### PROVIDED DATA

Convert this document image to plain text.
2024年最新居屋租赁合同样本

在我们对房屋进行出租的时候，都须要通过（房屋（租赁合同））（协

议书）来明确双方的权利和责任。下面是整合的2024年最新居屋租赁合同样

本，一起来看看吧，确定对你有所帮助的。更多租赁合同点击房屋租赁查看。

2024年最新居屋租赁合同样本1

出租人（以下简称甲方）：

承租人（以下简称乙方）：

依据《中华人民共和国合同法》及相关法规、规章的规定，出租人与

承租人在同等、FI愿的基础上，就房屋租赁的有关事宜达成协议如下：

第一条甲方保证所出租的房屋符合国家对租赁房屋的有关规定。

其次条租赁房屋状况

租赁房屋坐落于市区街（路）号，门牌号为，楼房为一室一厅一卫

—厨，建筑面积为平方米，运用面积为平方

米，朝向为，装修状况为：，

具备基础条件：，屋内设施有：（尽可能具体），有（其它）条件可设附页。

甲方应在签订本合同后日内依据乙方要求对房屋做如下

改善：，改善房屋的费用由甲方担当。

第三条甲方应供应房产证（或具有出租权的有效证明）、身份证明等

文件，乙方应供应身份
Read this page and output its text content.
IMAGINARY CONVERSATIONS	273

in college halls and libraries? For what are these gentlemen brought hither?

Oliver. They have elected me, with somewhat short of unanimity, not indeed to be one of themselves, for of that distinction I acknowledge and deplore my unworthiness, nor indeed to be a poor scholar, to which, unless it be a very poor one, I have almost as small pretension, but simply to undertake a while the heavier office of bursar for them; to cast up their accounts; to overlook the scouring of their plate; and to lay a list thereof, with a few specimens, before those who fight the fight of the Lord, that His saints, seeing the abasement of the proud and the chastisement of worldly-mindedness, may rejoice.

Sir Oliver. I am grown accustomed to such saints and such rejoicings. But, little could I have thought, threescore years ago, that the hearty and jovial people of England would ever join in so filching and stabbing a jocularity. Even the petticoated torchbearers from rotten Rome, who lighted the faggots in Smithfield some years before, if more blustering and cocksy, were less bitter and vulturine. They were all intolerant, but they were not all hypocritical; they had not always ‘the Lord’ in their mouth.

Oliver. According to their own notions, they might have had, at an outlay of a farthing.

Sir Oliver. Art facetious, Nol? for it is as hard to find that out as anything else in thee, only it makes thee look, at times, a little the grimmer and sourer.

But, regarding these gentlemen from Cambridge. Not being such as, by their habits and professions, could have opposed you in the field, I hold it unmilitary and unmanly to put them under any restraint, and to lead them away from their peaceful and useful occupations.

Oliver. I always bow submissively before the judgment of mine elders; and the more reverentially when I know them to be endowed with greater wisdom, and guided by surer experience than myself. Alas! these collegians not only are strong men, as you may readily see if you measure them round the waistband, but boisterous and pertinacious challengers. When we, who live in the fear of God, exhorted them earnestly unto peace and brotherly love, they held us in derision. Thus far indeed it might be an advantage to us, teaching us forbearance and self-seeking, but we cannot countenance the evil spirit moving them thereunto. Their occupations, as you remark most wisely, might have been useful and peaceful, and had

### DESCRIPTION OF THE TASK
Using the listing, collect all lines in which the string "always" is found.

### FINAL RESULT
Sir Oliver. I am grown accustomed to such saints and such rejoicings. But, little could I have thought, threescore years ago, that the hearty and jovial people of England would ever join in so filching and stabbing a jocularity. Even the petticoated torchbearers from rotten Rome, who lighted the faggots in Smithfield some years before, if more blustering and cocksy, were less bitter and vulturine. They were all intolerant, but they were not all hypocritical; they had not always ‘the Lord’ in their mouth.
Oliver. I always bow submissively before the judgment of mine elders; and the more reverentially when I know them to be endowed with greater wisdom, and guided by surer experience than myself. Alas! these collegians not only are strong men, as you may readily see if you measure them round the waistband, but boisterous and pertinacious challengers. When we, who live in the fear of God, exhorted them earnestly unto peace and brotherly love, they held us in derision. Thus far indeed it might be an advantage to us, teaching us forbearance and self-seeking, but we cannot countenance the evil spirit moving them thereunto. Their occupations, as you remark most wisely, might have been useful and peaceful, and had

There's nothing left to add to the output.